(Saved data entries)
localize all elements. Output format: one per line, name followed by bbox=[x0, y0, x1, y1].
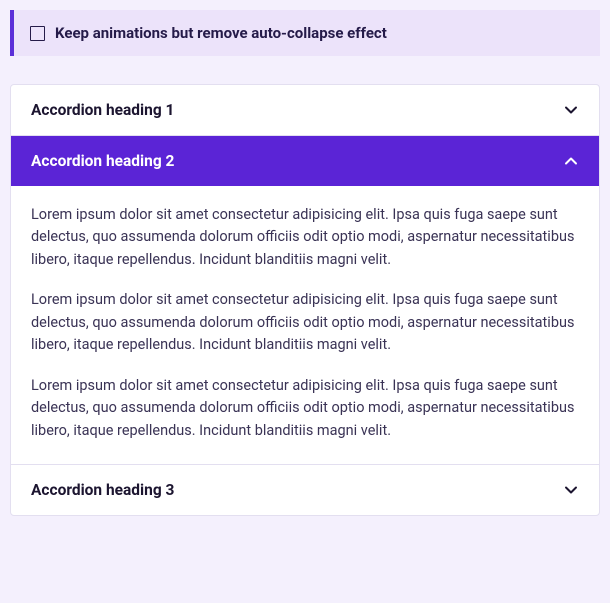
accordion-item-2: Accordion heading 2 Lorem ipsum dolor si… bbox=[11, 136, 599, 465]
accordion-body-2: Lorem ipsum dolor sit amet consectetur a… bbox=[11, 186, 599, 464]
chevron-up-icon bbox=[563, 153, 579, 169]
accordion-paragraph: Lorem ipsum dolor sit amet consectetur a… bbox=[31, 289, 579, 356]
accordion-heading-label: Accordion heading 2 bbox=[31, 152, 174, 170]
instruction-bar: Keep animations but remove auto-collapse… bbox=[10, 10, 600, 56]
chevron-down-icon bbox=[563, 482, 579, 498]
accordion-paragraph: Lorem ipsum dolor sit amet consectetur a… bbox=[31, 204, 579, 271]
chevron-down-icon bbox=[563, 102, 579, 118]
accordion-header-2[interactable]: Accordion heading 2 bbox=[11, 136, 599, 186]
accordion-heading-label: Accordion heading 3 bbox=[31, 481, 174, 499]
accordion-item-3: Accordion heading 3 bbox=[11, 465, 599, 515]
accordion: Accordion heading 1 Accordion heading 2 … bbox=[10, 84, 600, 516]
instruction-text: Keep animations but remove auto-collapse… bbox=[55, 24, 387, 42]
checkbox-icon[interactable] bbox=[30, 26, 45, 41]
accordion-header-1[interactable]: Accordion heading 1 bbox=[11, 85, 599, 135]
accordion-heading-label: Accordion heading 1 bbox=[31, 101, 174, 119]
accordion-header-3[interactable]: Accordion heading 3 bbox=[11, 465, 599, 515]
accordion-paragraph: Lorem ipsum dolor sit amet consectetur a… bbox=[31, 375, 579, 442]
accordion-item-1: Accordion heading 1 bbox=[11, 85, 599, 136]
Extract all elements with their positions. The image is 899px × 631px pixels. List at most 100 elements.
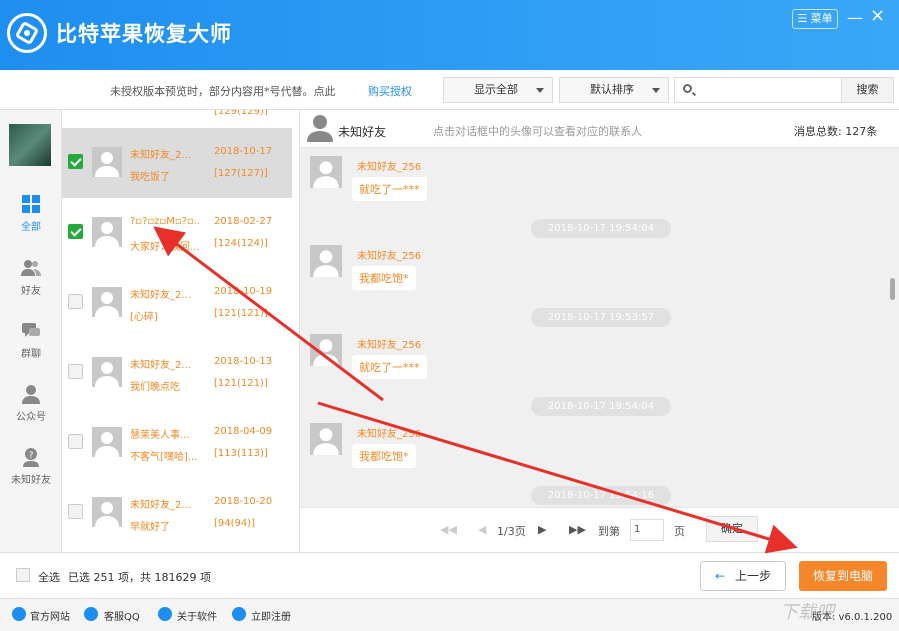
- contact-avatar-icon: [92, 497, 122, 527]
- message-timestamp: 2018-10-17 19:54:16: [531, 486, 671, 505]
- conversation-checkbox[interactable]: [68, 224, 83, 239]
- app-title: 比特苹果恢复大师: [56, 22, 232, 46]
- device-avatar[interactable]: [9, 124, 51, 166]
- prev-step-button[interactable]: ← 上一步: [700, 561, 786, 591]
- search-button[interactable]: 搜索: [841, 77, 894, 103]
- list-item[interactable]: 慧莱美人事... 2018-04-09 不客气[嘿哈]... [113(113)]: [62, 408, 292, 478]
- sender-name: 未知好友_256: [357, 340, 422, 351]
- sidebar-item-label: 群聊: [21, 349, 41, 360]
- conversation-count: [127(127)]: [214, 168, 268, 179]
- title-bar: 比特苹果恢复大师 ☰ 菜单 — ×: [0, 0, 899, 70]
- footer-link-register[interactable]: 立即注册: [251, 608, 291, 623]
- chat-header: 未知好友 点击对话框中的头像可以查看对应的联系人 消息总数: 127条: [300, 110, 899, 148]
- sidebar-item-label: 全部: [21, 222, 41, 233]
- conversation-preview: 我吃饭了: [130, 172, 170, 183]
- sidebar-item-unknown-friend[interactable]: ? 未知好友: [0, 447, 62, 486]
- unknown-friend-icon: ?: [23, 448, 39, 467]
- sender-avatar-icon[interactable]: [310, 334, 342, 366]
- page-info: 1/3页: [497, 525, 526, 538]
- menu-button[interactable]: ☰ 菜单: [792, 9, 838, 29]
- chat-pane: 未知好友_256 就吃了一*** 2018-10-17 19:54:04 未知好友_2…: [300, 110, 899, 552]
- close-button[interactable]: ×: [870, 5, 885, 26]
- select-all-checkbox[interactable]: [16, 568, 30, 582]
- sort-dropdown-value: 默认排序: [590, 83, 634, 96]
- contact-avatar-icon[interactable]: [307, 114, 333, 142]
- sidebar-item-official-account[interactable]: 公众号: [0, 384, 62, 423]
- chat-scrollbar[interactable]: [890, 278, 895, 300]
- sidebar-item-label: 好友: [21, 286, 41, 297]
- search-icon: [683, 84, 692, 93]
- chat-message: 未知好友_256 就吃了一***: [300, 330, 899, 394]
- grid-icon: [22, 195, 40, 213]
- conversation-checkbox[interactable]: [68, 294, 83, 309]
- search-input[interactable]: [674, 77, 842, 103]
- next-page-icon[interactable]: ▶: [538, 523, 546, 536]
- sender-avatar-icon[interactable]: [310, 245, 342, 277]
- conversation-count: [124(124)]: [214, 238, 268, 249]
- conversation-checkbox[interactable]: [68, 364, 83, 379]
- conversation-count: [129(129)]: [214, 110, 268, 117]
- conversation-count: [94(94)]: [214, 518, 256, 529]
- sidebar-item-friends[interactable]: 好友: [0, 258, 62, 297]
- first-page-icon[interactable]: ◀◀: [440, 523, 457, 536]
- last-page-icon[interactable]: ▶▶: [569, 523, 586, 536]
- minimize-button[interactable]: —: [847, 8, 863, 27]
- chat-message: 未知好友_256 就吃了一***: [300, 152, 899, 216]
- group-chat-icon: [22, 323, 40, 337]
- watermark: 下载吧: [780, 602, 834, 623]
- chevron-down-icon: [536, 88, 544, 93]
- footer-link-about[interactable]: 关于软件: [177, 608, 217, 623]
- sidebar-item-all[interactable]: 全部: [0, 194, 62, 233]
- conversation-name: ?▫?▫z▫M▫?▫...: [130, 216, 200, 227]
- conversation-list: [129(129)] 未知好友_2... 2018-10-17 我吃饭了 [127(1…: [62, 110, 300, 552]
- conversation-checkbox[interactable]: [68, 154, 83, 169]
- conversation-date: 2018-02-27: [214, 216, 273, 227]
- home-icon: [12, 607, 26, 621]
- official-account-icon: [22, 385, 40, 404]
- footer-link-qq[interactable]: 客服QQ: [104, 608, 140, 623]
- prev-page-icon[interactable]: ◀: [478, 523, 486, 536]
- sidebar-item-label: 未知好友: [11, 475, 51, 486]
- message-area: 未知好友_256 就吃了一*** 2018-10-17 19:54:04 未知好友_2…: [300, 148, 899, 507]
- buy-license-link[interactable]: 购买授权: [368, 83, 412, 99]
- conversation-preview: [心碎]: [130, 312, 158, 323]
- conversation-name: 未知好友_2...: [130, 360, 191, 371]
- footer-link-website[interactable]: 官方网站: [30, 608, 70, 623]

### Aim of the exercise
Write out every line of the material above as a JSON list of strings, one string per line, skipping blank lines and leaving out the pictures.

### Complete response
[
  "localize all elements. Output format: one per line, name followed by bbox=[x0, y0, x1, y1].",
  "accordion-item-2: Accordion heading 2 Lorem ipsum dolor si… bbox=[11, 136, 599, 465]",
  "accordion-body-2: Lorem ipsum dolor sit amet consectetur a… bbox=[11, 186, 599, 464]",
  "chevron-up-icon bbox=[563, 153, 579, 169]",
  "accordion-paragraph: Lorem ipsum dolor sit amet consectetur a… bbox=[31, 289, 579, 356]",
  "accordion-heading-label: Accordion heading 2 bbox=[31, 152, 174, 170]",
  "instruction-bar: Keep animations but remove auto-collapse… bbox=[10, 10, 600, 56]",
  "chevron-down-icon bbox=[563, 482, 579, 498]",
  "accordion-paragraph: Lorem ipsum dolor sit amet consectetur a… bbox=[31, 204, 579, 271]",
  "chevron-down-icon bbox=[563, 102, 579, 118]",
  "accordion-header-2[interactable]: Accordion heading 2 bbox=[11, 136, 599, 186]",
  "accordion-heading-label: Accordion heading 3 bbox=[31, 481, 174, 499]",
  "accordion-item-3: Accordion heading 3 bbox=[11, 465, 599, 515]",
  "accordion: Accordion heading 1 Accordion heading 2 … bbox=[10, 84, 600, 516]",
  "instruction-text: Keep animations but remove auto-collapse… bbox=[55, 24, 387, 42]",
  "checkbox-icon[interactable] bbox=[30, 26, 45, 41]",
  "accordion-header-1[interactable]: Accordion heading 1 bbox=[11, 85, 599, 135]",
  "accordion-heading-label: Accordion heading 1 bbox=[31, 101, 174, 119]",
  "accordion-header-3[interactable]: Accordion heading 3 bbox=[11, 465, 599, 515]",
  "accordion-paragraph: Lorem ipsum dolor sit amet consectetur a… bbox=[31, 375, 579, 442]",
  "accordion-item-1: Accordion heading 1 bbox=[11, 85, 599, 136]",
  "Extract all elements with their positions. The image is 899px × 631px pixels. List at most 100 elements.",
  "- contact-avatar-icon: [92, 497, 122, 527]",
  "- message-timestamp: 2018-10-17 19:54:16: [531, 486, 671, 505]",
  "- conversation-checkbox[interactable]: [68, 224, 83, 239]",
  "- app-title: 比特苹果恢复大师: [56, 22, 232, 46]",
  "- device-avatar[interactable]: [9, 124, 51, 166]",
  "- prev-step-button[interactable]: ← 上一步: [700, 561, 786, 591]",
  "- search-button[interactable]: 搜索: [841, 77, 894, 103]",
  "- list-item[interactable]: 慧莱美人事... 2018-04-09 不客气[嘿哈]... [113(113)]: [62, 408, 292, 478]",
  "- sender-name: 未知好友_256: [357, 340, 422, 351]",
  "- sidebar-item-label: 群聊: [21, 349, 41, 360]",
  "- conversation-count: [127(127)]: [214, 168, 268, 179]",
  "- title-bar: 比特苹果恢复大师 ☰ 菜单 — ×: [0, 0, 899, 70]",
  "- footer-link-register[interactable]: 立即注册: [251, 608, 291, 623]",
  "- chat-header: 未知好友 点击对话框中的头像可以查看对应的联系人 消息总数: 127条: [300, 110, 899, 148]",
  "- sidebar-item-label: 全部: [21, 222, 41, 233]",
  "- conversation-preview: 我吃饭了: [130, 172, 170, 183]",
  "- sidebar-item-unknown-friend[interactable]: ? 未知好友: [0, 447, 62, 486]",
  "- unknown-friend-icon: ?: [23, 448, 39, 467]",
  "- sender-avatar-icon[interactable]: [310, 334, 342, 366]",
  "- page-info: 1/3页: [497, 525, 526, 538]",
  "- menu-button[interactable]: ☰ 菜单: [792, 9, 838, 29]",
  "- chat-pane: 未知好友_256 就吃了一*** 2018-10-17 19:54:04 未知好友_2…: [300, 110, 899, 552]",
  "- close-button[interactable]: ×: [870, 5, 885, 26]",
  "- select-all-checkbox[interactable]: [16, 568, 30, 582]",
  "- sort-dropdown-value: 默认排序: [590, 83, 634, 96]",
  "- contact-avatar-icon[interactable]: [307, 114, 333, 142]",
  "- sidebar-item-official-account[interactable]: 公众号: [0, 384, 62, 423]",
  "- chat-scrollbar[interactable]: [890, 278, 895, 300]",
  "- sidebar-item-label: 好友: [21, 286, 41, 297]",
  "- search-icon: [683, 84, 692, 93]",
  "- chat-message: 未知好友_256 就吃了一***: [300, 330, 899, 394]",
  "- grid-icon: [22, 195, 40, 213]",
  "- conversation-checkbox[interactable]: [68, 294, 83, 309]",
  "- search-input[interactable]: [674, 77, 842, 103]",
  "- next-page-icon[interactable]: ▶: [538, 523, 546, 536]",
  "- sender-avatar-icon[interactable]: [310, 245, 342, 277]",
  "- conversation-count: [124(124)]: [214, 238, 268, 249]",
  "- conversation-checkbox[interactable]: [68, 364, 83, 379]",
  "- conversation-count: [129(129)]: [214, 110, 268, 117]",
  "- conversation-count: [94(94)]: [214, 518, 256, 529]",
  "- sidebar-item-friends[interactable]: 好友: [0, 258, 62, 297]",
  "- first-page-icon[interactable]: ◀◀: [440, 523, 457, 536]",
  "- last-page-icon[interactable]: ▶▶: [569, 523, 586, 536]",
  "- minimize-button[interactable]: —: [847, 8, 863, 27]",
  "- chat-message: 未知好友_256 就吃了一***: [300, 152, 899, 216]",
  "- group-chat-icon: [22, 323, 40, 337]",
  "- watermark: 下载吧: [780, 602, 834, 623]",
  "- chevron-down-icon: [536, 88, 544, 93]",
  "- footer-link-about[interactable]: 关于软件: [177, 608, 217, 623]",
  "- sidebar-item-all[interactable]: 全部: [0, 194, 62, 233]",
  "- conversation-name: ?▫?▫z▫M▫?▫...: [130, 216, 200, 227]",
  "- conversation-list: [129(129)] 未知好友_2... 2018-10-17 我吃饭了 [127(1…: [62, 110, 300, 552]",
  "- conversation-checkbox[interactable]: [68, 154, 83, 169]",
  "- conversation-date: 2018-02-27: [214, 216, 273, 227]",
  "- home-icon: [12, 607, 26, 621]",
  "- official-account-icon: [22, 385, 40, 404]",
  "- footer-link-qq[interactable]: 客服QQ: [104, 608, 140, 623]",
  "- prev-page-icon[interactable]: ◀: [478, 523, 486, 536]",
  "- sidebar-item-label: 未知好友: [11, 475, 51, 486]",
  "- message-area: 未知好友_256 就吃了一*** 2018-10-17 19:54:04 未知好友_2…: [300, 148, 899, 507]",
  "- buy-license-link[interactable]: 购买授权: [368, 83, 412, 99]",
  "- conversation-preview: [心碎]: [130, 312, 158, 323]",
  "- conversation-name: 未知好友_2...: [130, 360, 191, 371]",
  "- footer-link-website[interactable]: 官方网站: [30, 608, 70, 623]"
]